* [STATED PROBLEM]:
Copy all lines below containing "Контроль".

Data entries

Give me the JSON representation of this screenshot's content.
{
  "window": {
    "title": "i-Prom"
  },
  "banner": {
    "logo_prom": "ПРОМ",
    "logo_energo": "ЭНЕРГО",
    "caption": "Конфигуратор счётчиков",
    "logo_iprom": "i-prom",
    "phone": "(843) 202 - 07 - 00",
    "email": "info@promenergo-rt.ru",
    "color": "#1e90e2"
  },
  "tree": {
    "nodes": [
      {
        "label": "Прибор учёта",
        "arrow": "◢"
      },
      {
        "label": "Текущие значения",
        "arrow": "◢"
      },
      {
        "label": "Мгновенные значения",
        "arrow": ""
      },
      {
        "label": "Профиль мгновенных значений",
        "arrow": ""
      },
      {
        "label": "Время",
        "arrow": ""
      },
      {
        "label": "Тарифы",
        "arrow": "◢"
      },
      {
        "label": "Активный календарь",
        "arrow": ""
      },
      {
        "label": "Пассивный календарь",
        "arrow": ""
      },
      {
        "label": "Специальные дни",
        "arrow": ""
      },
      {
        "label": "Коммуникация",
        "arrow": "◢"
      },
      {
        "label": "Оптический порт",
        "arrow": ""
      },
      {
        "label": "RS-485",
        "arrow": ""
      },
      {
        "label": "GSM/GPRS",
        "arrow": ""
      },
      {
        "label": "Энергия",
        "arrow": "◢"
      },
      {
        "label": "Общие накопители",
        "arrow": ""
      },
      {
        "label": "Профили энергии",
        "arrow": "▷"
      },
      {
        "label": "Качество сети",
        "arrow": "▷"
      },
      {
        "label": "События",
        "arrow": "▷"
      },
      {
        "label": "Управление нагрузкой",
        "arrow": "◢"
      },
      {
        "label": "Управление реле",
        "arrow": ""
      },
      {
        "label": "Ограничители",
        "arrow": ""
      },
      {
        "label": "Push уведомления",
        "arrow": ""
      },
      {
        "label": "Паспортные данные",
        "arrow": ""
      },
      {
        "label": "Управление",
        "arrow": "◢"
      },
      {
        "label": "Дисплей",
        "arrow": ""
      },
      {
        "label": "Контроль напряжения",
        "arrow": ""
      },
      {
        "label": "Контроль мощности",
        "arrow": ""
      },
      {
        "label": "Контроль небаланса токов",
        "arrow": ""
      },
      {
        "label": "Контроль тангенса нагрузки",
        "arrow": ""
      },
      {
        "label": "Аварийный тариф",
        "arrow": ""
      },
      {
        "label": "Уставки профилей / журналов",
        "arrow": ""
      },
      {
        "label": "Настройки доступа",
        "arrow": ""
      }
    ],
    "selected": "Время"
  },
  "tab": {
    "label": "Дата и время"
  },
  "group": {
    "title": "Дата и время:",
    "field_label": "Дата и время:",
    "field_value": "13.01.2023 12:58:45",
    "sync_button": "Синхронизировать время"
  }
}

* [SOLUTION TO THIS PROBLEM]:
        "label": "Контроль напряжения",
        "label": "Контроль мощности",
        "label": "Контроль небаланса токов",
        "label": "Контроль тангенса нагрузки",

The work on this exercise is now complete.